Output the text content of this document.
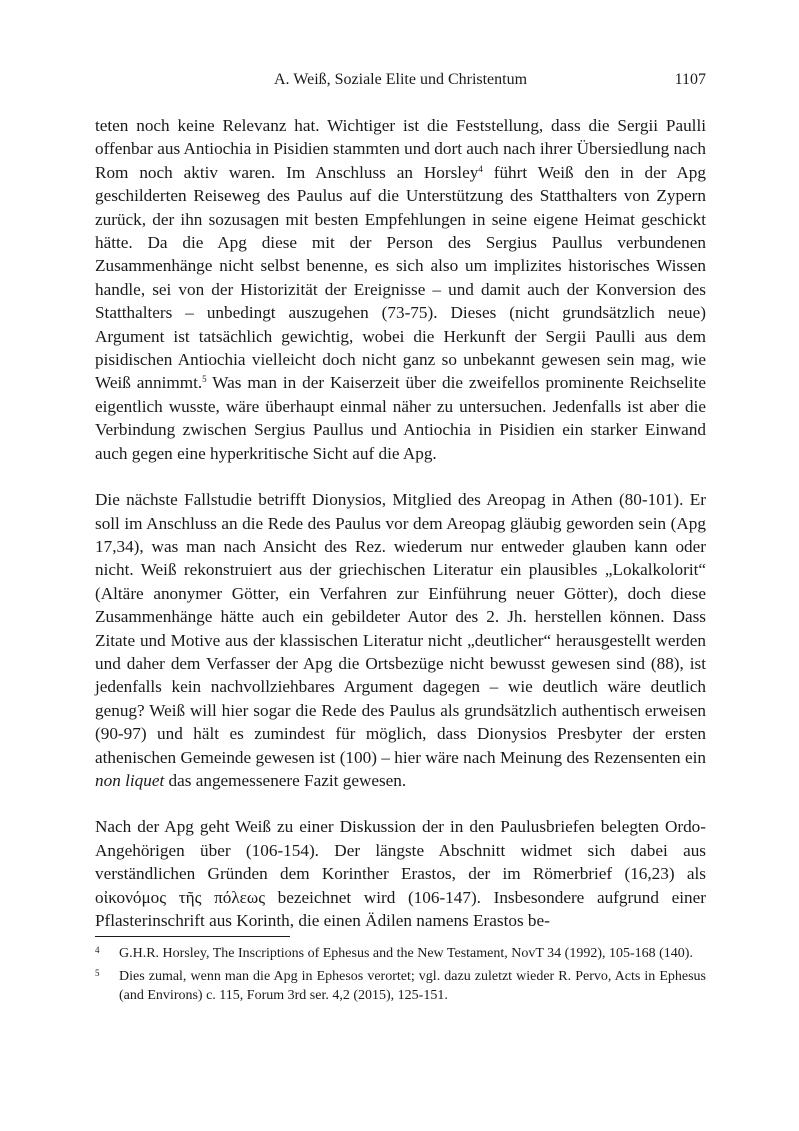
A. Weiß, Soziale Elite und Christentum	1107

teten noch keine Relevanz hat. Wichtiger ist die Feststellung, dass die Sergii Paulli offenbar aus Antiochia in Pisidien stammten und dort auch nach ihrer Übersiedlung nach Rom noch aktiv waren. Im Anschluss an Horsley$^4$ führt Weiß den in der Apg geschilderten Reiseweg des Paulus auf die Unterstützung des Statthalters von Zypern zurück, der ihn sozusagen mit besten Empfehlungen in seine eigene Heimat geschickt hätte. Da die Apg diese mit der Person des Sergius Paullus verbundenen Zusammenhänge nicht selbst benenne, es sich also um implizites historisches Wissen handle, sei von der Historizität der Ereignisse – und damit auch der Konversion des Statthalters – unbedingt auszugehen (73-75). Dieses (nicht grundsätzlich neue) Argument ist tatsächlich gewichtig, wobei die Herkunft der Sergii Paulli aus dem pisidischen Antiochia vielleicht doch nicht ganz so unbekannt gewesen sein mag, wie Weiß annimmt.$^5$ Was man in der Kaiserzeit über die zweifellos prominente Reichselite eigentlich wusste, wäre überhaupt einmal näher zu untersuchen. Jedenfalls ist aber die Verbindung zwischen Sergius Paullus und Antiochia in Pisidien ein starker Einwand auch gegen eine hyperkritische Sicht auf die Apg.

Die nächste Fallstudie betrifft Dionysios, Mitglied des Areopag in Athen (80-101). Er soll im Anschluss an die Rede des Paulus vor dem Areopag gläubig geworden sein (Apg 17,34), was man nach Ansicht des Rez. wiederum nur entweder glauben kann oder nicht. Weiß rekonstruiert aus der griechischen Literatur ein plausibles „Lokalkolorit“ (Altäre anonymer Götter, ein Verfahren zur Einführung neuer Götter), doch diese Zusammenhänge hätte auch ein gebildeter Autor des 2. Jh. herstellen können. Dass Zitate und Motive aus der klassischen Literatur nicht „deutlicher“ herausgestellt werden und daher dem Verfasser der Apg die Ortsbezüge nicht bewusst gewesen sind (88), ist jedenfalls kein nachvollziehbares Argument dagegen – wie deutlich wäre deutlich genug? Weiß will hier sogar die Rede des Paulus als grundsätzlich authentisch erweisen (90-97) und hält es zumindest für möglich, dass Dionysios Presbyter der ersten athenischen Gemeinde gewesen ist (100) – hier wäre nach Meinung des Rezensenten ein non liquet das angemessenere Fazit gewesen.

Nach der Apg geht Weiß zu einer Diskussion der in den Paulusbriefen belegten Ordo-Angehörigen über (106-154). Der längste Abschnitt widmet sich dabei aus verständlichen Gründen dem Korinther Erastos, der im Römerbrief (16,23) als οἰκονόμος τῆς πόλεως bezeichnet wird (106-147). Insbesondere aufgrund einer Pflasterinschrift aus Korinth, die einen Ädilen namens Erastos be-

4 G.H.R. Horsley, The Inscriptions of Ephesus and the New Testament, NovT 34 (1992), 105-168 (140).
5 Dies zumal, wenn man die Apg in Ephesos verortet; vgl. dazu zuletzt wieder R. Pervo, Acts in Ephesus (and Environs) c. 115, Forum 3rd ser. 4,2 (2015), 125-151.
========================================
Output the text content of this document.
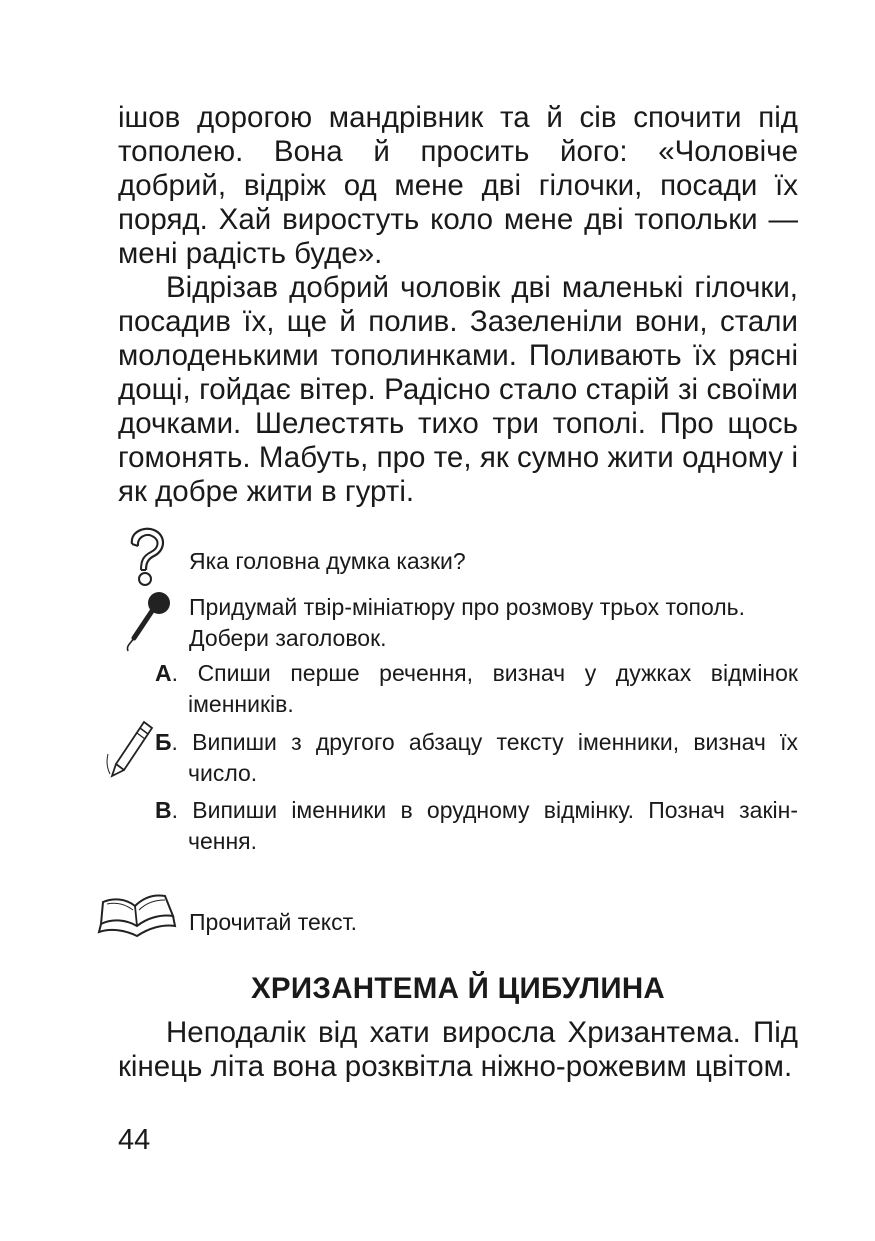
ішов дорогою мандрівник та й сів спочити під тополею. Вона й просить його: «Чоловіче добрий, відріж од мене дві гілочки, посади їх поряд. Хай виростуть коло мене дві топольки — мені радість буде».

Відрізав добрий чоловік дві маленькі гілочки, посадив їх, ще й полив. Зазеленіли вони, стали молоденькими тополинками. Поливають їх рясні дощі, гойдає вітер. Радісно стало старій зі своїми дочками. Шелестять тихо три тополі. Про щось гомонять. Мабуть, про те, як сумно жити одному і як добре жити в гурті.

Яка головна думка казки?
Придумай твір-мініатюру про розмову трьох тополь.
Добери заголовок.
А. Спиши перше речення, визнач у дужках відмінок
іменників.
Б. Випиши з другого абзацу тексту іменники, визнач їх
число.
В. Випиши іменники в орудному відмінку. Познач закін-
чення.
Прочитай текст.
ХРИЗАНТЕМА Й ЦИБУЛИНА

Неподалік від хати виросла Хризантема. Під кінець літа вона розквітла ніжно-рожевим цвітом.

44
========================================
◆ WHAT TO WORK ON:
Look through the material above. Copy each line where the word "sein" appears.

◆ PROBLEM SOLUTION:
teten noch keine Relevanz hat. Wichtiger ist die Feststellung, dass die Sergii Paulli offenbar aus Antiochia in Pisidien stammten und dort auch nach ihrer Übersiedlung nach Rom noch aktiv waren. Im Anschluss an Horsley$^4$ führt Weiß den in der Apg geschilderten Reiseweg des Paulus auf die Unterstützung des Statthalters von Zypern zurück, der ihn sozusagen mit besten Empfehlungen in seine eigene Heimat geschickt hätte. Da die Apg diese mit der Person des Sergius Paullus verbundenen Zusammenhänge nicht selbst benenne, es sich also um implizites historisches Wissen handle, sei von der Historizität der Ereignisse – und damit auch der Konversion des Statthalters – unbedingt auszugehen (73-75). Dieses (nicht grundsätzlich neue) Argument ist tatsächlich gewichtig, wobei die Herkunft der Sergii Paulli aus dem pisidischen Antiochia vielleicht doch nicht ganz so unbekannt gewesen sein mag, wie Weiß annimmt.$^5$ Was man in der Kaiserzeit über die zweifellos prominente Reichselite eigentlich wusste, wäre überhaupt einmal näher zu untersuchen. Jedenfalls ist aber die Verbindung zwischen Sergius Paullus und Antiochia in Pisidien ein starker Einwand auch gegen eine hyperkritische Sicht auf die Apg.
Die nächste Fallstudie betrifft Dionysios, Mitglied des Areopag in Athen (80-101). Er soll im Anschluss an die Rede des Paulus vor dem Areopag gläubig geworden sein (Apg 17,34), was man nach Ansicht des Rez. wiederum nur entweder glauben kann oder nicht. Weiß rekonstruiert aus der griechischen Literatur ein plausibles „Lokalkolorit“ (Altäre anonymer Götter, ein Verfahren zur Einführung neuer Götter), doch diese Zusammenhänge hätte auch ein gebildeter Autor des 2. Jh. herstellen können. Dass Zitate und Motive aus der klassischen Literatur nicht „deutlicher“ herausgestellt werden und daher dem Verfasser der Apg die Ortsbezüge nicht bewusst gewesen sind (88), ist jedenfalls kein nachvollziehbares Argument dagegen – wie deutlich wäre deutlich genug? Weiß will hier sogar die Rede des Paulus als grundsätzlich authentisch erweisen (90-97) und hält es zumindest für möglich, dass Dionysios Presbyter der ersten athenischen Gemeinde gewesen ist (100) – hier wäre nach Meinung des Rezensenten ein non liquet das angemessenere Fazit gewesen.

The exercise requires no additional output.